Given instruction:
Which lines run from the one containing "Type out the text in this image." to the end of the entries? Quote them exactly, and nothing else.

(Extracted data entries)
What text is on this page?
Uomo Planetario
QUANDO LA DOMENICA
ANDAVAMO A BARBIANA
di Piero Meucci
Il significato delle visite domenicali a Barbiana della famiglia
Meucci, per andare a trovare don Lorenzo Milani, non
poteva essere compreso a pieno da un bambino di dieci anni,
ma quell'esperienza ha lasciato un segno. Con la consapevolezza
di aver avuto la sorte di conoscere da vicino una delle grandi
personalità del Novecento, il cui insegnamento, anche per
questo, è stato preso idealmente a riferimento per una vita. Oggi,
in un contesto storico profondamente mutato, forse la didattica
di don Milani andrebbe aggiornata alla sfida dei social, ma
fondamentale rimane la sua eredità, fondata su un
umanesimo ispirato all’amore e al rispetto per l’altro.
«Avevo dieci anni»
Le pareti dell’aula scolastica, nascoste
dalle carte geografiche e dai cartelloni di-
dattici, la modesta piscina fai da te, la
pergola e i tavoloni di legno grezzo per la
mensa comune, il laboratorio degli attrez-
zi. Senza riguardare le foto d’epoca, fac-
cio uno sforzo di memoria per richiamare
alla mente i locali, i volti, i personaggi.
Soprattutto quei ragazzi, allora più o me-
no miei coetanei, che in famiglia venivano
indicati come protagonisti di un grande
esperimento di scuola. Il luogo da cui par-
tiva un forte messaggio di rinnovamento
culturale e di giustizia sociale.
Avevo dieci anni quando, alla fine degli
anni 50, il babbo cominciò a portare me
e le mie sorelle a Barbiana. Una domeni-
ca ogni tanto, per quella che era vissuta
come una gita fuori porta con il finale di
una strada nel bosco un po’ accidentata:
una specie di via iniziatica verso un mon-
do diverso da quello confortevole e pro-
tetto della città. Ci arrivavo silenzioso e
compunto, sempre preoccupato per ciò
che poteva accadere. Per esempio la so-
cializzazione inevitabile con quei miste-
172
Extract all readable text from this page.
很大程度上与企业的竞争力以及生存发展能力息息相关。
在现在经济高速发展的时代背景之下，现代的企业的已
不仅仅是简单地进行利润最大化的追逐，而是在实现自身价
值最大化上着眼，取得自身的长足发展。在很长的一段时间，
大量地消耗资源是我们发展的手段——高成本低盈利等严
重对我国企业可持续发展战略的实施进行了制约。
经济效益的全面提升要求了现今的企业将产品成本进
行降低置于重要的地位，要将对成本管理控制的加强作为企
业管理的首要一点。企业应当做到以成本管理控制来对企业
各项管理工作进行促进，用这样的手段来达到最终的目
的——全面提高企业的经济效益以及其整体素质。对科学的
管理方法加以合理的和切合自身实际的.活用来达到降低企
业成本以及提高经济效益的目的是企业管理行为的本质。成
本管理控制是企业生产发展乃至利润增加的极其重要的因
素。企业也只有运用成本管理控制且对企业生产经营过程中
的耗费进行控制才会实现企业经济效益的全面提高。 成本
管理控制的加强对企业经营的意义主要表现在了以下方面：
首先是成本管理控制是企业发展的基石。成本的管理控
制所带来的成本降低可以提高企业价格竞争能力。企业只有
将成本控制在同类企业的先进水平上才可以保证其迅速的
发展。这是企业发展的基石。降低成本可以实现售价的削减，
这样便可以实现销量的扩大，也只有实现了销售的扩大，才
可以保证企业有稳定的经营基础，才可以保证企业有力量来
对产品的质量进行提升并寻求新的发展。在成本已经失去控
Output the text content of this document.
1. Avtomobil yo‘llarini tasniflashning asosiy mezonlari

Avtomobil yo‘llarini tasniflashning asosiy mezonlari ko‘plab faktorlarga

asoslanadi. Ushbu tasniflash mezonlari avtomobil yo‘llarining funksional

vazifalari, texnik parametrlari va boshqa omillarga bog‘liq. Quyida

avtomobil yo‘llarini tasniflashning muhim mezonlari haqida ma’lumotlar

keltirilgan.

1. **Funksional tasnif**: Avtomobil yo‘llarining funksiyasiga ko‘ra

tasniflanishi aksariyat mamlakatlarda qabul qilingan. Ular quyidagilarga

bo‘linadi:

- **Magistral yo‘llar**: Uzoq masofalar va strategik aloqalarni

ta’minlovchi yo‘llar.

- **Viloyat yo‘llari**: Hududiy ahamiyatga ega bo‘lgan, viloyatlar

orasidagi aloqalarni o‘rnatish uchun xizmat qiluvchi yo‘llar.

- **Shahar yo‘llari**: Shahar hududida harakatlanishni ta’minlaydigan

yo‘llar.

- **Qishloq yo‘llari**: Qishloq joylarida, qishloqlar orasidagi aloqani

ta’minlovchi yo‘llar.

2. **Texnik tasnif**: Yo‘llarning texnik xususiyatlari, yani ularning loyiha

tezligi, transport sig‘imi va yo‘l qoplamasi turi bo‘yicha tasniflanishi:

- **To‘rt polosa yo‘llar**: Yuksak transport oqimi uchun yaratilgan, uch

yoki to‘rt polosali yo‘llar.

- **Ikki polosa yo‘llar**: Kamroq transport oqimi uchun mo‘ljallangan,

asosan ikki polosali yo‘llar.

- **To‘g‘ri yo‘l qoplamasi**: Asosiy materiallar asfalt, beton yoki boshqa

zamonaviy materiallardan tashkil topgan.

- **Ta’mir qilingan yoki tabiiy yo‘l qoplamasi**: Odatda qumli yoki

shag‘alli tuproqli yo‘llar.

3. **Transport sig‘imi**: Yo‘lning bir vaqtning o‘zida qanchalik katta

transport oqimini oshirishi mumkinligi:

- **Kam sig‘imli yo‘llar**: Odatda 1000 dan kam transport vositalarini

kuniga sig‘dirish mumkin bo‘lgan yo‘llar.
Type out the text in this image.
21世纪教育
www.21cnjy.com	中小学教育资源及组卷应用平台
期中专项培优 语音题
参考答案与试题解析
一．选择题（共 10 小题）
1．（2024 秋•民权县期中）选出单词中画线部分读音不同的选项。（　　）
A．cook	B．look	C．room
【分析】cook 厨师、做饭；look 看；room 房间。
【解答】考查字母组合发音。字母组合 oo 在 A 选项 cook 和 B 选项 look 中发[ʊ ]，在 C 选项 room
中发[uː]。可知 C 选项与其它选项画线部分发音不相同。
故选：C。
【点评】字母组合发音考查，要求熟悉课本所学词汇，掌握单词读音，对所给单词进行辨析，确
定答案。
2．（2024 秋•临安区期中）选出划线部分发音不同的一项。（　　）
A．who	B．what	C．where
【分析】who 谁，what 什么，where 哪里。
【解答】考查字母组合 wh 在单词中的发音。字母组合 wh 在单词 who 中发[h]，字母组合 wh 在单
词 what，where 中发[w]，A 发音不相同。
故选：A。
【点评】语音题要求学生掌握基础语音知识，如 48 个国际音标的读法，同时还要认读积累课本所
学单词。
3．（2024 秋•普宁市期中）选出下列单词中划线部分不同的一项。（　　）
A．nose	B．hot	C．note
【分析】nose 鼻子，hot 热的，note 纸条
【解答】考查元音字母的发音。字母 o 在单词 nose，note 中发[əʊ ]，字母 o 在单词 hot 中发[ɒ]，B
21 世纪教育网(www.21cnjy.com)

Answer to this exercise:
Type out the text in this image.
21世纪教育
www.21cnjy.com	中小学教育资源及组卷应用平台
期中专项培优 语音题
参考答案与试题解析
一．选择题（共 10 小题）
1．（2024 秋•民权县期中）选出单词中画线部分读音不同的选项。（　　）
A．cook	B．look	C．room
【分析】cook 厨师、做饭；look 看；room 房间。
【解答】考查字母组合发音。字母组合 oo 在 A 选项 cook 和 B 选项 look 中发[ʊ ]，在 C 选项 room
中发[uː]。可知 C 选项与其它选项画线部分发音不相同。
故选：C。
【点评】字母组合发音考查，要求熟悉课本所学词汇，掌握单词读音，对所给单词进行辨析，确
定答案。
2．（2024 秋•临安区期中）选出划线部分发音不同的一项。（　　）
A．who	B．what	C．where
【分析】who 谁，what 什么，where 哪里。
【解答】考查字母组合 wh 在单词中的发音。字母组合 wh 在单词 who 中发[h]，字母组合 wh 在单
词 what，where 中发[w]，A 发音不相同。
故选：A。
【点评】语音题要求学生掌握基础语音知识，如 48 个国际音标的读法，同时还要认读积累课本所
学单词。
3．（2024 秋•普宁市期中）选出下列单词中划线部分不同的一项。（　　）
A．nose	B．hot	C．note
【分析】nose 鼻子，hot 热的，note 纸条
【解答】考查元音字母的发音。字母 o 在单词 nose，note 中发[əʊ ]，字母 o 在单词 hot 中发[ɒ]，B
21 世纪教育网(www.21cnjy.com)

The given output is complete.